TASKS TO PERFORM |
• 1. Name every variable that the passage on artery correlations reports as significantly correlated with carotid intima-media thickness.
• 2. According to the passage on artery correlations, what was the carotid intima-media thickness in the "abnormal" arteries?

DOCUMENT EXTRACT |
↓

Correlations between 160 arteries and the clinical and ultrasound variables
In the "abnormal" arteries, the carotid intima-media thickness was greater (0.68 mm ± 0.15) than in the arteries that were considered "normal" (0.55 ± 0.11 mm) (P < 0.0001). The correlations between the carotid intima-media thickness and the variables available from the 160 arteries were significant in relation to age (r = 0.21; P = 0.007); presence of metabolic syndrome (r = 0.23; P = 0.003); fasting glucose (r = 0.20; P = 0.01); triglycerides (r = 0.39; P = 0.000); and low-density lipoprotein-cholesterol (r = 0.29; P = 0.002).
Regarding changes in echogenicity, the intima-media gray-scale mean presented significant inverse correlations with waist circumference (r = -0.22; P = 0.005) and with fasting glucose (r = -0.24; P = 0.002); and a positive association with high-density lipoprotein-cholesterol (r = 0.27; P = 0.0007). The textural changes relating to the intima-media standard deviation only showed a significant inverse correlation with the presence of metabolic syndrome when evaluated qualitatively (Spearman's correlation: r = -0.14; P = 0.049).

↑

RECORD EXCERPTS |
↓

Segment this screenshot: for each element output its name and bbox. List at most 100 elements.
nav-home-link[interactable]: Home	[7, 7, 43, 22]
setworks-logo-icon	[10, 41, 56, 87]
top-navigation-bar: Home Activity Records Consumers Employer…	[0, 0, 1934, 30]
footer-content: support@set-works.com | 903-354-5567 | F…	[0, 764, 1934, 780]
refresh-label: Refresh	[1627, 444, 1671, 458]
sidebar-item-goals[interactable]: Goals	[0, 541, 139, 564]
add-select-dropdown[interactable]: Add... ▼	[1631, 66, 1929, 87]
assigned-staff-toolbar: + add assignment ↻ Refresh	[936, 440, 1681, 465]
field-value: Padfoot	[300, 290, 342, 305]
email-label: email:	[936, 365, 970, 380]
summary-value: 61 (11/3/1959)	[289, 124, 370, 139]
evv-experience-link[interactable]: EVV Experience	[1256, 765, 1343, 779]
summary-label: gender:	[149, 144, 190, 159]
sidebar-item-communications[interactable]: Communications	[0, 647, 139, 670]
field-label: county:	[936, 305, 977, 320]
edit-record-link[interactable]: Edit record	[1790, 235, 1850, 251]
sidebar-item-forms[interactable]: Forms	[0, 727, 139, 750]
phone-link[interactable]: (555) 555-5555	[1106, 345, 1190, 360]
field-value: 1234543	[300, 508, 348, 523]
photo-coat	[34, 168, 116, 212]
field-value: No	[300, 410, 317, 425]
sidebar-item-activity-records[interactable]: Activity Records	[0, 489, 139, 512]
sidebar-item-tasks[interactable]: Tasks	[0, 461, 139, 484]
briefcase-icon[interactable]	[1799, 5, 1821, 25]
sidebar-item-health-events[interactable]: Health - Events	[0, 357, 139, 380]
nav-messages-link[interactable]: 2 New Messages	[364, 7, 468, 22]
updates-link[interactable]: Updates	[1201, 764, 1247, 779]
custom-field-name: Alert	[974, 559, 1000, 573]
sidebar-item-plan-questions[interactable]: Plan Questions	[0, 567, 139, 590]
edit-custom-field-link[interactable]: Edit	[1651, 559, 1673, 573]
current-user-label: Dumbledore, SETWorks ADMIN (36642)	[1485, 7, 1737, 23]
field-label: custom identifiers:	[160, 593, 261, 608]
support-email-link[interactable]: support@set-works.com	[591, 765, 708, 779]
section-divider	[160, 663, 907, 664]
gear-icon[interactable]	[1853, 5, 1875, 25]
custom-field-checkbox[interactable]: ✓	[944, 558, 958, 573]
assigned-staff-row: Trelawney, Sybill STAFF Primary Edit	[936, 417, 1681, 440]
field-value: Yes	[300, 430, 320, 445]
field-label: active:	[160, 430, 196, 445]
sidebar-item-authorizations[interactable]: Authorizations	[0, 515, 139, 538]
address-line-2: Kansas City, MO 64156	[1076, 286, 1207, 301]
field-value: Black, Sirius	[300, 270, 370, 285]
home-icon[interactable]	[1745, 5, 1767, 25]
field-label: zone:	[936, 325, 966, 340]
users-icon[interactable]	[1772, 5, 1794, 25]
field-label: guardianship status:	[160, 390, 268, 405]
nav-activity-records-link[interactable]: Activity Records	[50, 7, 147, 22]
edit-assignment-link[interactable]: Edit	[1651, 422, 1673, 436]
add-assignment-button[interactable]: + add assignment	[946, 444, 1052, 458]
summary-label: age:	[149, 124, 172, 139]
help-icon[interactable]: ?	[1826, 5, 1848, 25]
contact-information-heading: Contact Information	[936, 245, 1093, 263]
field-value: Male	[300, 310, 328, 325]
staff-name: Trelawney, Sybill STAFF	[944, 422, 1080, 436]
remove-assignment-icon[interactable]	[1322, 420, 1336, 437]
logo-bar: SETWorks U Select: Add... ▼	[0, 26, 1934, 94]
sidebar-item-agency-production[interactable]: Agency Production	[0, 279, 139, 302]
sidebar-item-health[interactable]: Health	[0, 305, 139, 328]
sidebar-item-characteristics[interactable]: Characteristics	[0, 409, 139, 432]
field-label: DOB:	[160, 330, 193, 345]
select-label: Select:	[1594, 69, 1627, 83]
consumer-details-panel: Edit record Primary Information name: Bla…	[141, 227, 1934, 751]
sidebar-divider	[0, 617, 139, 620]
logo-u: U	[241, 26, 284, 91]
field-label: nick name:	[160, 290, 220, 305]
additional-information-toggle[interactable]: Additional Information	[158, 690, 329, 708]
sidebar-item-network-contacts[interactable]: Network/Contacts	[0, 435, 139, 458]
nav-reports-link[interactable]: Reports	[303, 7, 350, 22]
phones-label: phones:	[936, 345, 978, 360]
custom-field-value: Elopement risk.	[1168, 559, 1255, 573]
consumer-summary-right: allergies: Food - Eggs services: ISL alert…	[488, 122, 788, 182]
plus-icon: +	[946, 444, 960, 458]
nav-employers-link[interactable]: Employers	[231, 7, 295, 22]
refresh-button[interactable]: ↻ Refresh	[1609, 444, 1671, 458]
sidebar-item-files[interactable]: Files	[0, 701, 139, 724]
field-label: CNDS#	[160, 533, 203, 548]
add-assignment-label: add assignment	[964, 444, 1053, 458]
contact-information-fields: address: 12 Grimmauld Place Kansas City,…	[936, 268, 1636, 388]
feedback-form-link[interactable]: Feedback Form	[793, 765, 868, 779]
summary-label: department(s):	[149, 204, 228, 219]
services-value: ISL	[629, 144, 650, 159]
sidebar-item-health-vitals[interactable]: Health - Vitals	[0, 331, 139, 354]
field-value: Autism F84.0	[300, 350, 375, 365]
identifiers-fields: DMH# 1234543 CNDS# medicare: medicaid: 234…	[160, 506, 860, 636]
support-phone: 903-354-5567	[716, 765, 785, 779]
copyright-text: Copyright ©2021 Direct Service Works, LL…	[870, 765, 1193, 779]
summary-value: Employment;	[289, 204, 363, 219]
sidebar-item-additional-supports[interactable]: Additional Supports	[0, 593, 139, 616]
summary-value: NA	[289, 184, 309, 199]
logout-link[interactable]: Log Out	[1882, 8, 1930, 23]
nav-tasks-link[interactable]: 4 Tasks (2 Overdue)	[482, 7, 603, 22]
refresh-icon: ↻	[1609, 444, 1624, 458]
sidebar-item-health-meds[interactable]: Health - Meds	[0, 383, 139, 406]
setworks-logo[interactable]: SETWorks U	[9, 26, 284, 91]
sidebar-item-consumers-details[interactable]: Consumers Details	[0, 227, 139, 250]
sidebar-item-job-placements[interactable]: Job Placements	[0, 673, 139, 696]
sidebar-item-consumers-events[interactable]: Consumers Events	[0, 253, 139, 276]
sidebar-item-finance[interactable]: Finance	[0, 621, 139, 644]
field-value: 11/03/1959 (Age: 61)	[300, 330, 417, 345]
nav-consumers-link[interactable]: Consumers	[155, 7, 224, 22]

↑

SOLVED PROBLEMS |
• 1. Age, presence of metabolic syndrome, fasting glucose, triglycerides, and low-density lipoprotein-cholesterol.

• 2. 0.68 mm ± 0.15